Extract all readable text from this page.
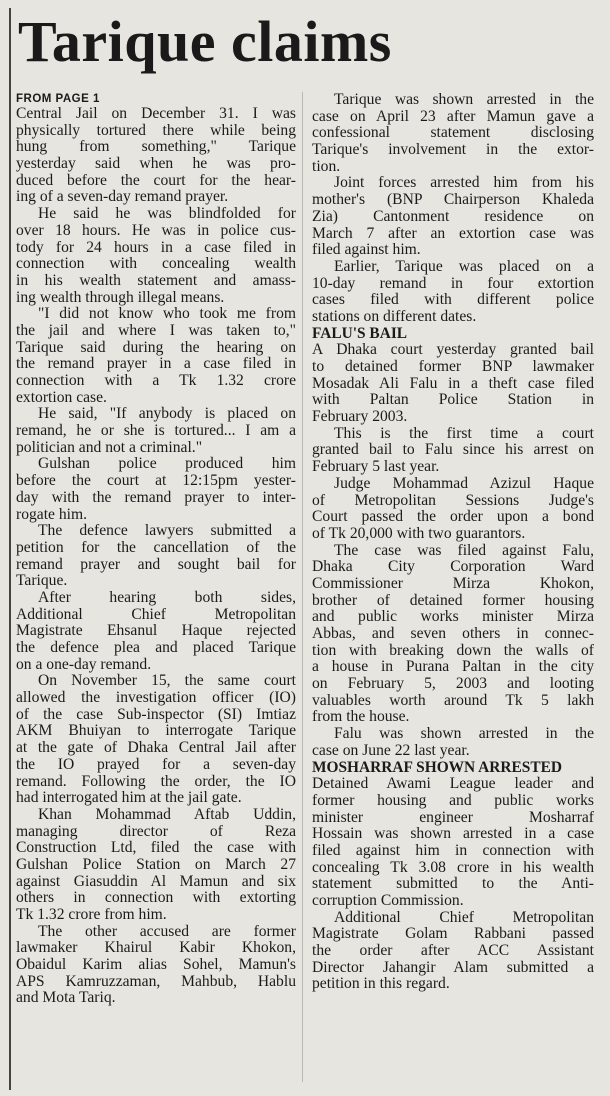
Tarique claims
FROM PAGE 1
Central Jail on December 31. I was
physically tortured there while being
hung from something," Tarique
yesterday said when he was pro-
duced before the court for the hear-
ing of a seven-day remand prayer.
He said he was blindfolded for
over 18 hours. He was in police cus-
tody for 24 hours in a case filed in
connection with concealing wealth
in his wealth statement and amass-
ing wealth through illegal means.
"I did not know who took me from
the jail and where I was taken to,"
Tarique said during the hearing on
the remand prayer in a case filed in
connection with a Tk 1.32 crore
extortion case.
He said, "If anybody is placed on
remand, he or she is tortured... I am a
politician and not a criminal."
Gulshan police produced him
before the court at 12:15pm yester-
day with the remand prayer to inter-
rogate him.
The defence lawyers submitted a
petition for the cancellation of the
remand prayer and sought bail for
Tarique.
After hearing both sides,
Additional Chief Metropolitan
Magistrate Ehsanul Haque rejected
the defence plea and placed Tarique
on a one-day remand.
On November 15, the same court
allowed the investigation officer (IO)
of the case Sub-inspector (SI) Imtiaz
AKM Bhuiyan to interrogate Tarique
at the gate of Dhaka Central Jail after
the IO prayed for a seven-day
remand. Following the order, the IO
had interrogated him at the jail gate.
Khan Mohammad Aftab Uddin,
managing director of Reza
Construction Ltd, filed the case with
Gulshan Police Station on March 27
against Giasuddin Al Mamun and six
others in connection with extorting
Tk 1.32 crore from him.
The other accused are former
lawmaker Khairul Kabir Khokon,
Obaidul Karim alias Sohel, Mamun's
APS Kamruzzaman, Mahbub, Hablu
and Mota Tariq.
Tarique was shown arrested in the
case on April 23 after Mamun gave a
confessional statement disclosing
Tarique's involvement in the extor-
tion.
Joint forces arrested him from his
mother's (BNP Chairperson Khaleda
Zia) Cantonment residence on
March 7 after an extortion case was
filed against him.
Earlier, Tarique was placed on a
10-day remand in four extortion
cases filed with different police
stations on different dates.
FALU'S BAIL
A Dhaka court yesterday granted bail
to detained former BNP lawmaker
Mosadak Ali Falu in a theft case filed
with Paltan Police Station in
February 2003.
This is the first time a court
granted bail to Falu since his arrest on
February 5 last year.
Judge Mohammad Azizul Haque
of Metropolitan Sessions Judge's
Court passed the order upon a bond
of Tk 20,000 with two guarantors.
The case was filed against Falu,
Dhaka City Corporation Ward
Commissioner Mirza Khokon,
brother of detained former housing
and public works minister Mirza
Abbas, and seven others in connec-
tion with breaking down the walls of
a house in Purana Paltan in the city
on February 5, 2003 and looting
valuables worth around Tk 5 lakh
from the house.
Falu was shown arrested in the
case on June 22 last year.
MOSHARRAF SHOWN ARRESTED
Detained Awami League leader and
former housing and public works
minister engineer Mosharraf
Hossain was shown arrested in a case
filed against him in connection with
concealing Tk 3.08 crore in his wealth
statement submitted to the Anti-
corruption Commission.
Additional Chief Metropolitan
Magistrate Golam Rabbani passed
the order after ACC Assistant
Director Jahangir Alam submitted a
petition in this regard.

# # # # #

_Stated exercise:_ In the entries above, find lines with "Mohammad" and copy each.

_Final result:_
Khan Mohammad Aftab Uddin,
Judge Mohammad Azizul Haque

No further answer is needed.